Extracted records
········
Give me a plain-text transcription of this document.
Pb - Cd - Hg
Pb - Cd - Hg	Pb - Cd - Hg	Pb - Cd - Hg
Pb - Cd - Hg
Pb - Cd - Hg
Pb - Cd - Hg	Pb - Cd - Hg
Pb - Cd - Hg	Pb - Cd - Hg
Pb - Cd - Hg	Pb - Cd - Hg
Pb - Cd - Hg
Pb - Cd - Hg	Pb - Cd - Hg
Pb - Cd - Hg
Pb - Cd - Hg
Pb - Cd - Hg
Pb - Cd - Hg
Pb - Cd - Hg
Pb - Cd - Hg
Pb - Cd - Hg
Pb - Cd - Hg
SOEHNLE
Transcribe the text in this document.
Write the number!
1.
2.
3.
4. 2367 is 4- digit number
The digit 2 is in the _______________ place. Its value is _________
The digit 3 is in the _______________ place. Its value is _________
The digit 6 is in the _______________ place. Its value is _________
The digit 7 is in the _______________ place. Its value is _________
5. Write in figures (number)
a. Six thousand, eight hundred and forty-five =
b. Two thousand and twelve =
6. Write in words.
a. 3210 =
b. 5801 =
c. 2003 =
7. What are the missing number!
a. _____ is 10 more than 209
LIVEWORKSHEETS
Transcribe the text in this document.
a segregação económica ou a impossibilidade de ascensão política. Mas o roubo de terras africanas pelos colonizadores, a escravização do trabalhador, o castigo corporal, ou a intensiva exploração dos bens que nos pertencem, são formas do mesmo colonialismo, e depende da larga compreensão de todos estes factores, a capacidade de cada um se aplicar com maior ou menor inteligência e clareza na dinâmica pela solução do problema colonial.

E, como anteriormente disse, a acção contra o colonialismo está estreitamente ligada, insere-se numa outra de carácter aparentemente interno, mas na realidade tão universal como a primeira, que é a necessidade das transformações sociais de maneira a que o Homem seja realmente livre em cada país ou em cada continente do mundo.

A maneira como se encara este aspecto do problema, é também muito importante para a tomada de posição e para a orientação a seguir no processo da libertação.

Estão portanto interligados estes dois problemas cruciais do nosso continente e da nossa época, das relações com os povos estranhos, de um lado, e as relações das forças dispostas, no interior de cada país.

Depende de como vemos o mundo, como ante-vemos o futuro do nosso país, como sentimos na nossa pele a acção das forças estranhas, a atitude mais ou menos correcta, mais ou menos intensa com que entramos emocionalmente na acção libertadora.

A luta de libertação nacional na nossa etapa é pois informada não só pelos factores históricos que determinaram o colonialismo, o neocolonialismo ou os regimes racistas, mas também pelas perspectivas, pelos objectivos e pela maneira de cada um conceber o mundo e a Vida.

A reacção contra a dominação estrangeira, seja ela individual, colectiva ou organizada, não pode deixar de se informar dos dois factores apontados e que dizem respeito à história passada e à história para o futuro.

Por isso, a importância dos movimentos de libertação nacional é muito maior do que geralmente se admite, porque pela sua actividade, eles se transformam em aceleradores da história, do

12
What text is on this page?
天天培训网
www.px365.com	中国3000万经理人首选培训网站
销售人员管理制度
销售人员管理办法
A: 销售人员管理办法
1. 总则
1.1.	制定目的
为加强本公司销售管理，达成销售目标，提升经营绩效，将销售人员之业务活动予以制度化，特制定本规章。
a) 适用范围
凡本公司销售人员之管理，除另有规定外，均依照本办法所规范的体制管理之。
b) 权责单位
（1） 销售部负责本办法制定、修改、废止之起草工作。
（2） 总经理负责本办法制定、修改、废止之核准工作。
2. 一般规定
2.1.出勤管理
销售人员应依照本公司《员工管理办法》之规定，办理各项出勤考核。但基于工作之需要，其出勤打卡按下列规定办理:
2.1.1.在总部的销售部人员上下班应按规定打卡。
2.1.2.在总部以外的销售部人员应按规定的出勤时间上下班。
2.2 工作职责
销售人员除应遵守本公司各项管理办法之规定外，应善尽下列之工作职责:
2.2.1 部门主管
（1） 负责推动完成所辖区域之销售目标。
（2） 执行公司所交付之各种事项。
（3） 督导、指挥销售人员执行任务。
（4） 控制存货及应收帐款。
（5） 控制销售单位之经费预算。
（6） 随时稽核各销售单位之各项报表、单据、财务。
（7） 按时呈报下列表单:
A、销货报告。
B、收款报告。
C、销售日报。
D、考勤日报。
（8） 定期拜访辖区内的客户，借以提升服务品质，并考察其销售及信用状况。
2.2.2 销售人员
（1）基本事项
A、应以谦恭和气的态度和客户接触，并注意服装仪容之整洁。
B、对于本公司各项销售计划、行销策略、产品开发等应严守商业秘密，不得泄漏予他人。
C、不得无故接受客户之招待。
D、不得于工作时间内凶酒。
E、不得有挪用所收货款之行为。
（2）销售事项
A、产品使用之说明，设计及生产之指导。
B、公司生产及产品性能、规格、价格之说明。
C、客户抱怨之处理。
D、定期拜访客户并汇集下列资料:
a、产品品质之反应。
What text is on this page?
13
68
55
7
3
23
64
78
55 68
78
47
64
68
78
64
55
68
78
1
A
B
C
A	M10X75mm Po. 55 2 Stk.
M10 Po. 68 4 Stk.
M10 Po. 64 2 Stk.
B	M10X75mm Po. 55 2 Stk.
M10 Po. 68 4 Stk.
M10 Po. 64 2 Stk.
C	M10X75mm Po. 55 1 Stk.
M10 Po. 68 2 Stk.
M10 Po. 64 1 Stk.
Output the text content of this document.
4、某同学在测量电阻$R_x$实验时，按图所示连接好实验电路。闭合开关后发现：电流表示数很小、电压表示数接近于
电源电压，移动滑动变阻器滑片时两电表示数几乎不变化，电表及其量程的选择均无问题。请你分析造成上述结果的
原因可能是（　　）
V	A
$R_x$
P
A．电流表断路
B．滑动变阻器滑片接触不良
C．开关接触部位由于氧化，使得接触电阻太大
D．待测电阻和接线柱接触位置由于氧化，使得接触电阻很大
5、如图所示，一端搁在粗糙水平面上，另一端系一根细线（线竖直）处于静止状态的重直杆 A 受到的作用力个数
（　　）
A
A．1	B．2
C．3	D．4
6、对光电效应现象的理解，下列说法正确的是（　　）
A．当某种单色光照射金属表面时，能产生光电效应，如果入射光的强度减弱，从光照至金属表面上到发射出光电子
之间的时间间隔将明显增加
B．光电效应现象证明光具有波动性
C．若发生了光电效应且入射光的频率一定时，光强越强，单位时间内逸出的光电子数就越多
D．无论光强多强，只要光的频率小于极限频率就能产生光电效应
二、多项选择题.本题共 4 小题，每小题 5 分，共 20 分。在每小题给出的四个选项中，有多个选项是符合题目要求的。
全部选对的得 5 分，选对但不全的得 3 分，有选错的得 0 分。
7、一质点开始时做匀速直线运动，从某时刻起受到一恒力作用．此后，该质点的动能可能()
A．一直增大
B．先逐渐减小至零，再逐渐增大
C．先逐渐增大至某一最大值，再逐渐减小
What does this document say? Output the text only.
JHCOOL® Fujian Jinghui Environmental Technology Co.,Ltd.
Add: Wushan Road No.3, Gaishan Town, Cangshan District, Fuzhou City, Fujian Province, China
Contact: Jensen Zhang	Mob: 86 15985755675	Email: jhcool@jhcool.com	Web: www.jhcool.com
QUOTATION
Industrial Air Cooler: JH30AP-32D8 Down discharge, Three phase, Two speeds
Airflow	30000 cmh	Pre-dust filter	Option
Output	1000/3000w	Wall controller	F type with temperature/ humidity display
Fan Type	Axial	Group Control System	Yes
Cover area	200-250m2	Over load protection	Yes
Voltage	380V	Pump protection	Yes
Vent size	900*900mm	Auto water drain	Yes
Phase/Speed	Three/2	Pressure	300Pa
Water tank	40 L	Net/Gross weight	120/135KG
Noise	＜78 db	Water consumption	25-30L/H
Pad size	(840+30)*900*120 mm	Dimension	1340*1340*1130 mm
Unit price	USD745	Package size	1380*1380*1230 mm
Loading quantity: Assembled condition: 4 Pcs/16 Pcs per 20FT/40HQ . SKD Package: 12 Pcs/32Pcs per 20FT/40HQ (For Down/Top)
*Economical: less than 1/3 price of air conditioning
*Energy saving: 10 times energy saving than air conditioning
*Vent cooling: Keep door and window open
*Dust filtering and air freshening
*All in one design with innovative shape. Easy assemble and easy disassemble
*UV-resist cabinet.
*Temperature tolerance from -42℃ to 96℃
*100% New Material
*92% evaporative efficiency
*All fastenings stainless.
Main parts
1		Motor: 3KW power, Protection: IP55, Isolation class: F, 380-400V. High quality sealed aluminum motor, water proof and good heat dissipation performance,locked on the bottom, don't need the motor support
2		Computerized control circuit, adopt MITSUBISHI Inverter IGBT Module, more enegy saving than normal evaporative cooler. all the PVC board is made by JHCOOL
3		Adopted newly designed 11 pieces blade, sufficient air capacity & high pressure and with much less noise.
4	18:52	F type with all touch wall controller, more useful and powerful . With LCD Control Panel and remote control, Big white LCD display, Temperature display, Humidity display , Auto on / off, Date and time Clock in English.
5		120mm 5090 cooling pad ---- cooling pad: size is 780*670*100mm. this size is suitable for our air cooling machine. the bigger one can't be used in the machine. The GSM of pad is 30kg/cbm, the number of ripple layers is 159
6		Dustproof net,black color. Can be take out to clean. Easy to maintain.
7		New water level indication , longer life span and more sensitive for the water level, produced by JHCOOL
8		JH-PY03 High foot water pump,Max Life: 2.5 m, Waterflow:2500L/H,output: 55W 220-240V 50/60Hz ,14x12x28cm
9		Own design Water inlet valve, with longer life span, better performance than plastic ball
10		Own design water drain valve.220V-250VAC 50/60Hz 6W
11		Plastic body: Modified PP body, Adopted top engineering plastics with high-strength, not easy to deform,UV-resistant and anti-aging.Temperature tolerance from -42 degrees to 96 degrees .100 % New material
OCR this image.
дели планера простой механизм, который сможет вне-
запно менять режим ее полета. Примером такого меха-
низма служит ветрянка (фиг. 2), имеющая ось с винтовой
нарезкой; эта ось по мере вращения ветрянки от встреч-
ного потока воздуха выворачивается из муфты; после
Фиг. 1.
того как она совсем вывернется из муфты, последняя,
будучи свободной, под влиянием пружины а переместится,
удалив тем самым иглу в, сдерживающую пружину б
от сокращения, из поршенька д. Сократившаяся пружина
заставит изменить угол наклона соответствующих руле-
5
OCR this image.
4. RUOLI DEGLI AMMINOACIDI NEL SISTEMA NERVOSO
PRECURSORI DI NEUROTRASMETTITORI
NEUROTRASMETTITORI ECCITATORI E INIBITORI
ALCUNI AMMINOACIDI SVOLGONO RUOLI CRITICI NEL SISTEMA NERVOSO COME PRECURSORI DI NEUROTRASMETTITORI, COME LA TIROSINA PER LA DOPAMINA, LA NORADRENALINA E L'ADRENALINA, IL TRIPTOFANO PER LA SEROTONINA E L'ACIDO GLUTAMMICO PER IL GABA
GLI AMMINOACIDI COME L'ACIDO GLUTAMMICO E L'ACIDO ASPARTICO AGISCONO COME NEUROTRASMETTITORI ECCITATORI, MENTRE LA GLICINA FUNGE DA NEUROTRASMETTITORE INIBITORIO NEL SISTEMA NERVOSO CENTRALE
········
= DIRECTIONS FOR THIS TASK =
Copy each line that contains the word "contra".

= THE OUTPUT =
E, como anteriormente disse, a acção contra o colonialismo está estreitamente ligada, insere-se numa outra de carácter aparentemente interno, mas na realidade tão universal como a primeira, que é a necessidade das transformações sociais de maneira a que o Homem seja realmente livre em cada país ou em cada continente do mundo.
A reacção contra a dominação estrangeira, seja ela individual, colectiva ou organizada, não pode deixar de se informar dos dois factores apontados e que dizem respeito à história passada e à história para o futuro.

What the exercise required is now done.